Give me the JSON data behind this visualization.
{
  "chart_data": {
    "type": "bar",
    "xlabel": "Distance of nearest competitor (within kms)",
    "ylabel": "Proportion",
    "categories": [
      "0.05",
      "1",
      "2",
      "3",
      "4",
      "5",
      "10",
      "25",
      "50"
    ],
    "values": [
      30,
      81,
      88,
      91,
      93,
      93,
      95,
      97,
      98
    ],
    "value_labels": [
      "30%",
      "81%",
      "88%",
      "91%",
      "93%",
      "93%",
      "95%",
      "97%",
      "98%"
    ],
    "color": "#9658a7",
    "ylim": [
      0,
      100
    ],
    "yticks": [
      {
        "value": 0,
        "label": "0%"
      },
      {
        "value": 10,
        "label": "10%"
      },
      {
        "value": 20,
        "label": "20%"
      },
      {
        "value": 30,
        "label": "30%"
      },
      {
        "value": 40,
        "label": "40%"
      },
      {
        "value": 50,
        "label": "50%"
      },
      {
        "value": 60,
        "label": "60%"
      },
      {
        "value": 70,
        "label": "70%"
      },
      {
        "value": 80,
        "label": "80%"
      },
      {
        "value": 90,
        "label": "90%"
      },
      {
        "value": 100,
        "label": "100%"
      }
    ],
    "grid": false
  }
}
+++++
TASK BRIEF:
Print the whole listing again, exactly.

WRITTEN RESPONSE:
Give me the JSON data behind this visualization.
{
  "chart_data": {
    "type": "bar",
    "xlabel": "Distance of nearest competitor (within kms)",
    "ylabel": "Proportion",
    "categories": [
      "0.05",
      "1",
      "2",
      "3",
      "4",
      "5",
      "10",
      "25",
      "50"
    ],
    "values": [
      30,
      81,
      88,
      91,
      93,
      93,
      95,
      97,
      98
    ],
    "value_labels": [
      "30%",
      "81%",
      "88%",
      "91%",
      "93%",
      "93%",
      "95%",
      "97%",
      "98%"
    ],
    "color": "#9658a7",
    "ylim": [
      0,
      100
    ],
    "yticks": [
      {
        "value": 0,
        "label": "0%"
      },
      {
        "value": 10,
        "label": "10%"
      },
      {
        "value": 20,
        "label": "20%"
      },
      {
        "value": 30,
        "label": "30%"
      },
      {
        "value": 40,
        "label": "40%"
      },
      {
        "value": 50,
        "label": "50%"
      },
      {
        "value": 60,
        "label": "60%"
      },
      {
        "value": 70,
        "label": "70%"
      },
      {
        "value": 80,
        "label": "80%"
      },
      {
        "value": 90,
        "label": "90%"
      },
      {
        "value": 100,
        "label": "100%"
      }
    ],
    "grid": false
  }
}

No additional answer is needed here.